[Dataset entries]
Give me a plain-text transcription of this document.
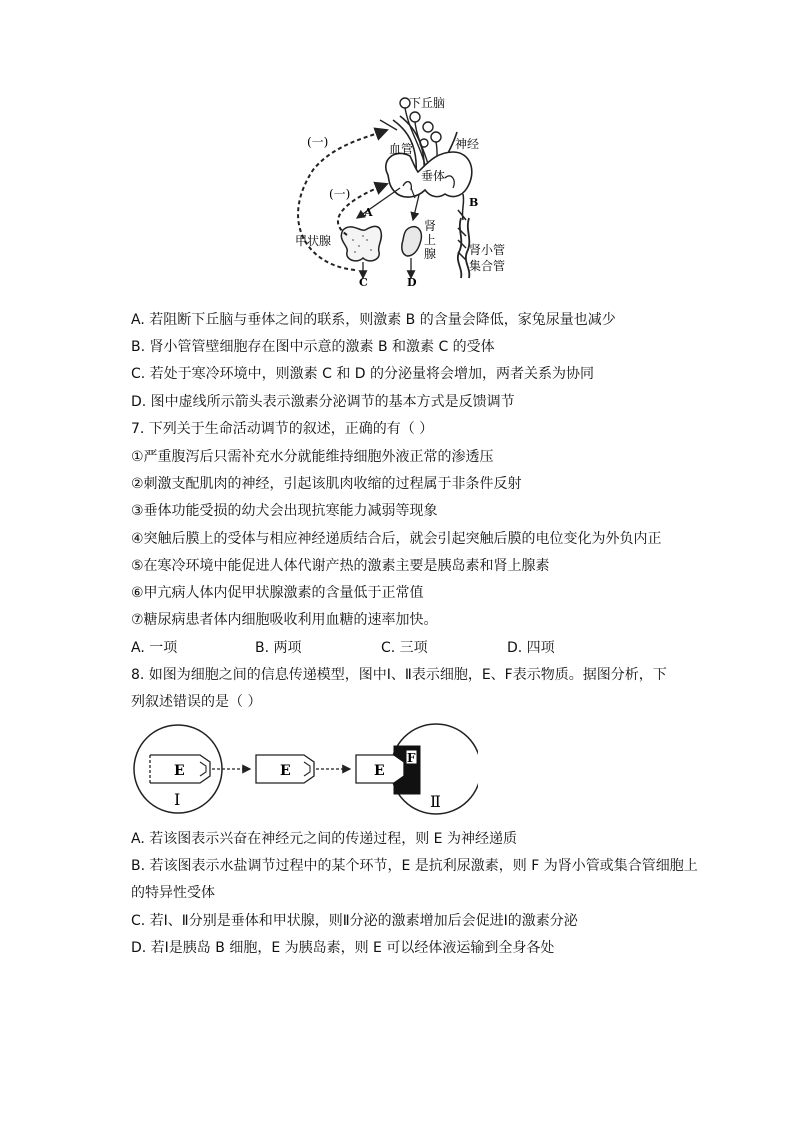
下丘脑
血管	神经
(一)
(一)
垂体
A
B
C	D
甲状腺
肾
上
腺	肾小管
集合管
A. 若阻断下丘脑与垂体之间的联系，则激素 B 的含量会降低，家兔尿量也减少
B. 肾小管管壁细胞存在图中示意的激素 B 和激素 C 的受体
C. 若处于寒冷环境中，则激素 C 和 D 的分泌量将会增加，两者关系为协同
D. 图中虚线所示箭头表示激素分泌调节的基本方式是反馈调节
7. 下列关于生命活动调节的叙述，正确的有（ ）
①严重腹泻后只需补充水分就能维持细胞外液正常的渗透压
②刺激支配肌肉的神经，引起该肌肉收缩的过程属于非条件反射
③垂体功能受损的幼犬会出现抗寒能力减弱等现象
④突触后膜上的受体与相应神经递质结合后，就会引起突触后膜的电位变化为外负内正
⑤在寒冷环境中能促进人体代谢产热的激素主要是胰岛素和肾上腺素
⑥甲亢病人体内促甲状腺激素的含量低于正常值
⑦糖尿病患者体内细胞吸收利用血糖的速率加快。
A. 一项	B. 两项	C. 三项	D. 四项
8. 如图为细胞之间的信息传递模型，图中Ⅰ、Ⅱ表示细胞，E、F表示物质。据图分析，下
列叙述错误的是（ ）
E	E	E
F
Ⅰ	Ⅱ
A. 若该图表示兴奋在神经元之间的传递过程，则 E 为神经递质
B. 若该图表示水盐调节过程中的某个环节，E 是抗利尿激素，则 F 为肾小管或集合管细胞上
的特异性受体
C. 若Ⅰ、Ⅱ分别是垂体和甲状腺，则Ⅱ分泌的激素增加后会促进Ⅰ的激素分泌
D. 若Ⅰ是胰岛 B 细胞，E 为胰岛素，则 E 可以经体液运输到全身各处
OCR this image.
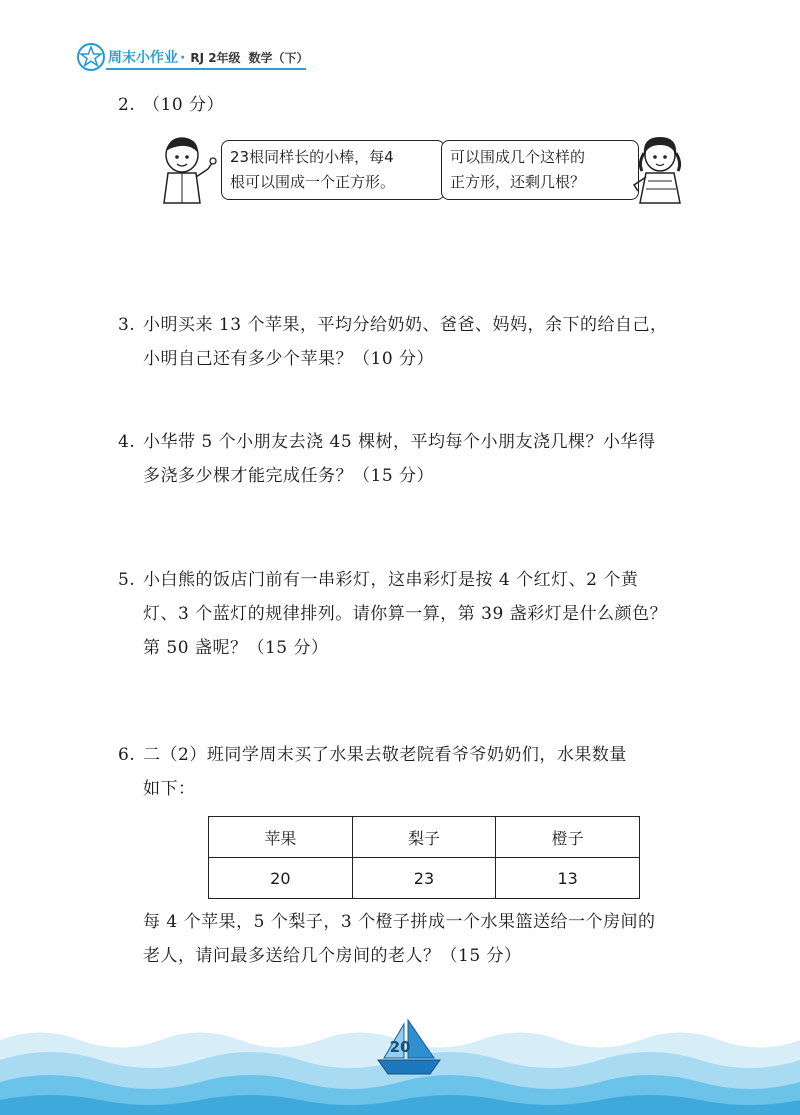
周末小作业 · RJ 2年级 数学（下）
2. （10 分）
23根同样长的小棒，每4
根可以围成一个正方形。
可以围成几个这样的
正方形，还剩几根？
3. 小明买来 13 个苹果，平均分给奶奶、爸爸、妈妈，余下的给自己，
小明自己还有多少个苹果？（10 分）
4. 小华带 5 个小朋友去浇 45 棵树，平均每个小朋友浇几棵？小华得
多浇多少棵才能完成任务？（15 分）
5. 小白熊的饭店门前有一串彩灯，这串彩灯是按 4 个红灯、2 个黄
灯、3 个蓝灯的规律排列。请你算一算，第 39 盏彩灯是什么颜色？
第 50 盏呢？（15 分）
6. 二（2）班同学周末买了水果去敬老院看爷爷奶奶们，水果数量
如下：
苹果	梨子	橙子
20	23	13
每 4 个苹果，5 个梨子，3 个橙子拼成一个水果篮送给一个房间的
老人，请问最多送给几个房间的老人？（15 分）
20
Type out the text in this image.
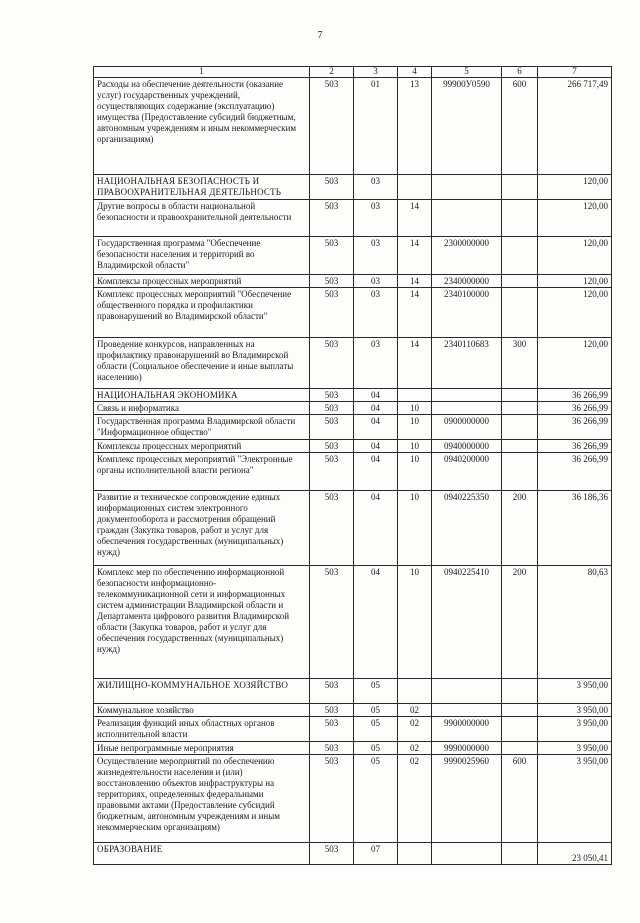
7
1	2	3	4	5	6	7
Расходы на обеспечение деятельности (оказание услуг) государственных учреждений, осуществляющих содержание (эксплуатацию) имущества (Предоставление субсидий бюджетным, автономным учреждениям и иным некоммерческим организациям)	503	01	13	99900У0590	600	266 717,49
НАЦИОНАЛЬНАЯ БЕЗОПАСНОСТЬ И ПРАВООХРАНИТЕЛЬНАЯ ДЕЯТЕЛЬНОСТЬ	503	03				120,00
Другие вопросы в области национальной безопасности и правоохранительной деятельности	503	03	14			120,00
Государственная программа "Обеспечение безопасности населения и территорий во Владимирской области"	503	03	14	2300000000		120,00
Комплексы процессных мероприятий	503	03	14	2340000000		120,00
Комплекс процессных мероприятий "Обеспечение общественного порядка и профилактики правонарушений во Владимирской области"	503	03	14	2340100000		120,00
Проведение конкурсов, направленных на профилактику правонарушений во Владимирской области (Социальное обеспечение и иные выплаты населению)	503	03	14	2340110683	300	120,00
НАЦИОНАЛЬНАЯ ЭКОНОМИКА	503	04				36 266,99
Связь и информатика	503	04	10			36 266,99
Государственная программа Владимирской области "Информационное общество"	503	04	10	0900000000		36 266,99
Комплексы процессных мероприятий	503	04	10	0940000000		36 266,99
Комплекс процессных мероприятий "Электронные органы исполнительной власти региона"	503	04	10	0940200000		36 266,99
Развитие и техническое сопровождение единых информационных систем электронного документооборота и рассмотрения обращений граждан (Закупка товаров, работ и услуг для обеспечения государственных (муниципальных) нужд)	503	04	10	0940225350	200	36 186,36
Комплекс мер по обеспечению информационной безопасности информационно-телекоммуникационной сети и информационных систем администрации Владимирской области и Департамента цифрового развития Владимирской области (Закупка товаров, работ и услуг для обеспечения государственных (муниципальных) нужд)	503	04	10	0940225410	200	80,63
ЖИЛИЩНО-КОММУНАЛЬНОЕ ХОЗЯЙСТВО	503	05				3 950,00
Коммунальное хозяйство	503	05	02			3 950,00
Реализация функций иных областных органов исполнительной власти	503	05	02	9900000000		3 950,00
Иные непрограммные мероприятия	503	05	02	9990000000		3 950,00
Осуществление мероприятий по обеспечению жизнедеятельности населения и (или) восстановлению объектов инфраструктуры на территориях, определенных федеральными правовыми актами (Предоставление субсидий бюджетным, автономным учреждениям и иным некоммерческим организациям)	503	05	02	9990025960	600	3 950,00
ОБРАЗОВАНИЕ	503	07				23 050,41
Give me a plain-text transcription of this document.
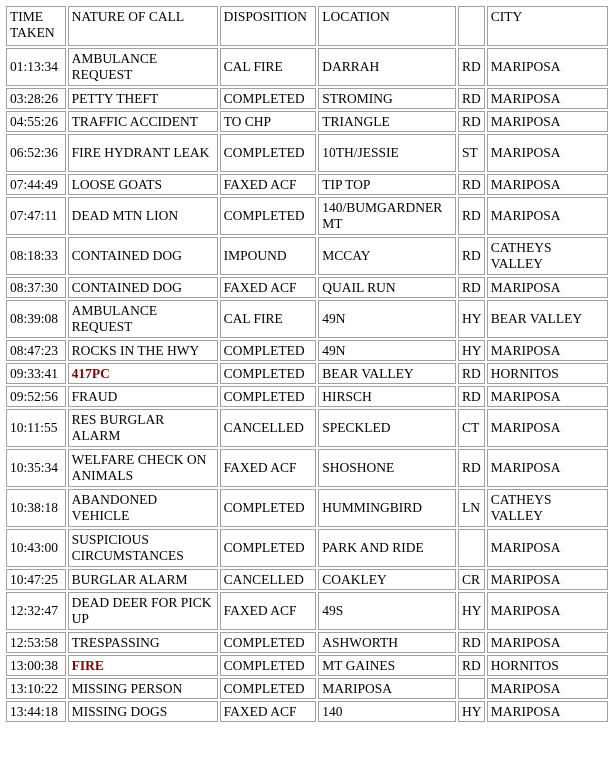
TIME
TAKEN	NATURE OF CALL	DISPOSITION	LOCATION		CITY
01:13:34	AMBULANCE REQUEST	CAL FIRE	DARRAH	RD	MARIPOSA
03:28:26	PETTY THEFT	COMPLETED	STROMING	RD	MARIPOSA
04:55:26	TRAFFIC ACCIDENT	TO CHP	TRIANGLE	RD	MARIPOSA
06:52:36	FIRE HYDRANT LEAK	COMPLETED	10TH/JESSIE	ST	MARIPOSA
07:44:49	LOOSE GOATS	FAXED ACF	TIP TOP	RD	MARIPOSA
07:47:11	DEAD MTN LION	COMPLETED	140/BUMGARDNER MT	RD	MARIPOSA
08:18:33	CONTAINED DOG	IMPOUND	MCCAY	RD	CATHEYS VALLEY
08:37:30	CONTAINED DOG	FAXED ACF	QUAIL RUN	RD	MARIPOSA
08:39:08	AMBULANCE REQUEST	CAL FIRE	49N	HY	BEAR VALLEY
08:47:23	ROCKS IN THE HWY	COMPLETED	49N	HY	MARIPOSA
09:33:41	417PC	COMPLETED	BEAR VALLEY	RD	HORNITOS
09:52:56	FRAUD	COMPLETED	HIRSCH	RD	MARIPOSA
10:11:55	RES BURGLAR ALARM	CANCELLED	SPECKLED	CT	MARIPOSA
10:35:34	WELFARE CHECK ON ANIMALS	FAXED ACF	SHOSHONE	RD	MARIPOSA
10:38:18	ABANDONED VEHICLE	COMPLETED	HUMMINGBIRD	LN	CATHEYS VALLEY
10:43:00	SUSPICIOUS CIRCUMSTANCES	COMPLETED	PARK AND RIDE		MARIPOSA
10:47:25	BURGLAR ALARM	CANCELLED	COAKLEY	CR	MARIPOSA
12:32:47	DEAD DEER FOR PICK UP	FAXED ACF	49S	HY	MARIPOSA
12:53:58	TRESPASSING	COMPLETED	ASHWORTH	RD	MARIPOSA
13:00:38	FIRE	COMPLETED	MT GAINES	RD	HORNITOS
13:10:22	MISSING PERSON	COMPLETED	MARIPOSA		MARIPOSA
13:44:18	MISSING DOGS	FAXED ACF	140	HY	MARIPOSA
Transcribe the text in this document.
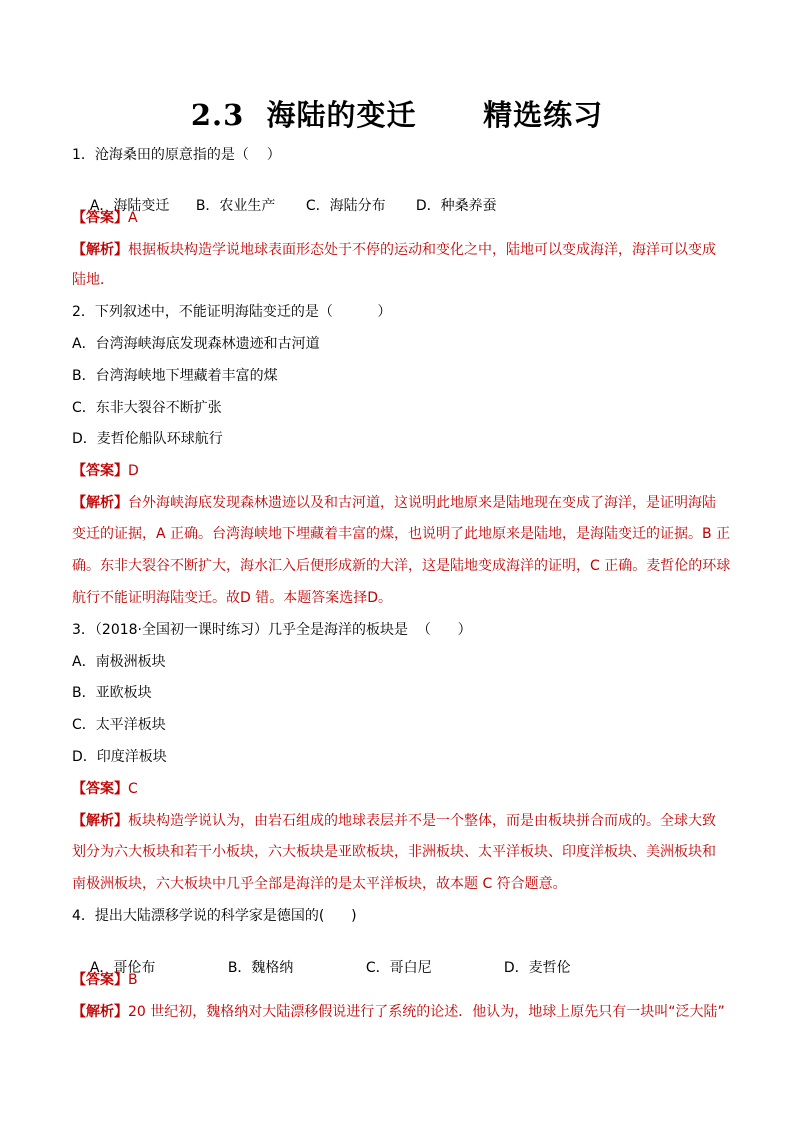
2.3  海陆的变迁      精选练习
1．沧海桑田的原意指的是（    ）

A．海陆变迁 B．农业生产 C．海陆分布 D．种桑养蚕

【答案】A
【解析】根据板块构造学说地球表面形态处于不停的运动和变化之中，陆地可以变成海洋，海洋可以变成
陆地．
2．下列叙述中，不能证明海陆变迁的是（          ）
A．台湾海峡海底发现森林遗迹和古河道
B．台湾海峡地下埋藏着丰富的煤
C．东非大裂谷不断扩张
D．麦哲伦船队环球航行
【答案】D
【解析】台外海峡海底发现森林遗迹以及和古河道，这说明此地原来是陆地现在变成了海洋，是证明海陆
变迁的证据，A 正确。台湾海峡地下埋藏着丰富的煤，也说明了此地原来是陆地，是海陆变迁的证据。B 正
确。东非大裂谷不断扩大，海水汇入后便形成新的大洋，这是陆地变成海洋的证明，C 正确。麦哲伦的环球
航行不能证明海陆变迁。故D 错。本题答案选择D。
3．（2018·全国初一课时练习）几乎全是海洋的板块是  （      ）
A．南极洲板块
B．亚欧板块
C．太平洋板块
D．印度洋板块
【答案】C
【解析】板块构造学说认为，由岩石组成的地球表层并不是一个整体，而是由板块拼合而成的。全球大致
划分为六大板块和若干小板块，六大板块是亚欧板块，非洲板块、太平洋板块、印度洋板块、美洲板块和
南极洲板块，六大板块中几乎全部是海洋的是太平洋板块，故本题 C 符合题意。
4．提出大陆漂移学说的科学家是德国的(      )

A．哥伦布	B．魏格纳	C．哥白尼	D．麦哲伦

【答案】B
【解析】20 世纪初，魏格纳对大陆漂移假说进行了系统的论述．他认为，地球上原先只有一块叫“泛大陆”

TASK TO CARRY OUT -
Select every line where the word "товаров" occurs.

SOLUTION -
Развитие и техническое сопровождение единых информационных систем электронного документооборота и рассмотрения обращений граждан (Закупка товаров, работ и услуг для обеспечения государственных (муниципальных) нужд)	503	04	10	0940225350	200	36 186,36
Комплекс мер по обеспечению информационной безопасности информационно-телекоммуникационной сети и информационных систем администрации Владимирской области и Департамента цифрового развития Владимирской области (Закупка товаров, работ и услуг для обеспечения государственных (муниципальных) нужд)	503	04	10	0940225410	200	80,63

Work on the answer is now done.